### Job:
All the data should come back exactly as it was given.

═════ Given records ═════

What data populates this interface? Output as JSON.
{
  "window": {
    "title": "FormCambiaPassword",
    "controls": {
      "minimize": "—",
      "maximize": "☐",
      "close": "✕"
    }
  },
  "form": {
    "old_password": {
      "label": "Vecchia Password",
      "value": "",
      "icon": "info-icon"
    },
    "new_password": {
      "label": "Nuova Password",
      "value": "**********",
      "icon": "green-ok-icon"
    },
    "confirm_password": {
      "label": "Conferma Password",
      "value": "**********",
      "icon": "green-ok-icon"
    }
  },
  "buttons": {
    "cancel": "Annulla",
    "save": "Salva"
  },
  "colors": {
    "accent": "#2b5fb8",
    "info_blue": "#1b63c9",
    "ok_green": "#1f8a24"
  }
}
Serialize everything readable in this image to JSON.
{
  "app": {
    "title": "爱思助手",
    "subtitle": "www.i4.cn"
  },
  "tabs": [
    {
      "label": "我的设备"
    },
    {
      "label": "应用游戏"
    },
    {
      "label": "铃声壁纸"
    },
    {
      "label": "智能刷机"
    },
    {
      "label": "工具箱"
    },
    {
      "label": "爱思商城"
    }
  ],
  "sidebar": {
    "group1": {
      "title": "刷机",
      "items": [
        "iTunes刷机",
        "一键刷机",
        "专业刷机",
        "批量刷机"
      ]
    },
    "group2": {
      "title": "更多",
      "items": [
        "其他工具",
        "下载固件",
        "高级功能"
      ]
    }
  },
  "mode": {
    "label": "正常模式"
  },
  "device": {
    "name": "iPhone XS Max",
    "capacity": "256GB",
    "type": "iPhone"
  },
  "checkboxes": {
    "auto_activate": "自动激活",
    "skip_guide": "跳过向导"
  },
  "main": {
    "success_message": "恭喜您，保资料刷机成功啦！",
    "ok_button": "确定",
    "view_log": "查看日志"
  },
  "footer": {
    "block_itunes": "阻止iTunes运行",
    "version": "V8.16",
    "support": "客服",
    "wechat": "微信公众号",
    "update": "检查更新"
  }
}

═════

### Finished exercise:
What data populates this interface? Output as JSON.
{
  "window": {
    "title": "FormCambiaPassword",
    "controls": {
      "minimize": "—",
      "maximize": "☐",
      "close": "✕"
    }
  },
  "form": {
    "old_password": {
      "label": "Vecchia Password",
      "value": "",
      "icon": "info-icon"
    },
    "new_password": {
      "label": "Nuova Password",
      "value": "**********",
      "icon": "green-ok-icon"
    },
    "confirm_password": {
      "label": "Conferma Password",
      "value": "**********",
      "icon": "green-ok-icon"
    }
  },
  "buttons": {
    "cancel": "Annulla",
    "save": "Salva"
  },
  "colors": {
    "accent": "#2b5fb8",
    "info_blue": "#1b63c9",
    "ok_green": "#1f8a24"
  }
}
Serialize everything readable in this image to JSON.
{
  "app": {
    "title": "爱思助手",
    "subtitle": "www.i4.cn"
  },
  "tabs": [
    {
      "label": "我的设备"
    },
    {
      "label": "应用游戏"
    },
    {
      "label": "铃声壁纸"
    },
    {
      "label": "智能刷机"
    },
    {
      "label": "工具箱"
    },
    {
      "label": "爱思商城"
    }
  ],
  "sidebar": {
    "group1": {
      "title": "刷机",
      "items": [
        "iTunes刷机",
        "一键刷机",
        "专业刷机",
        "批量刷机"
      ]
    },
    "group2": {
      "title": "更多",
      "items": [
        "其他工具",
        "下载固件",
        "高级功能"
      ]
    }
  },
  "mode": {
    "label": "正常模式"
  },
  "device": {
    "name": "iPhone XS Max",
    "capacity": "256GB",
    "type": "iPhone"
  },
  "checkboxes": {
    "auto_activate": "自动激活",
    "skip_guide": "跳过向导"
  },
  "main": {
    "success_message": "恭喜您，保资料刷机成功啦！",
    "ok_button": "确定",
    "view_log": "查看日志"
  },
  "footer": {
    "block_itunes": "阻止iTunes运行",
    "version": "V8.16",
    "support": "客服",
    "wechat": "微信公众号",
    "update": "检查更新"
  }
}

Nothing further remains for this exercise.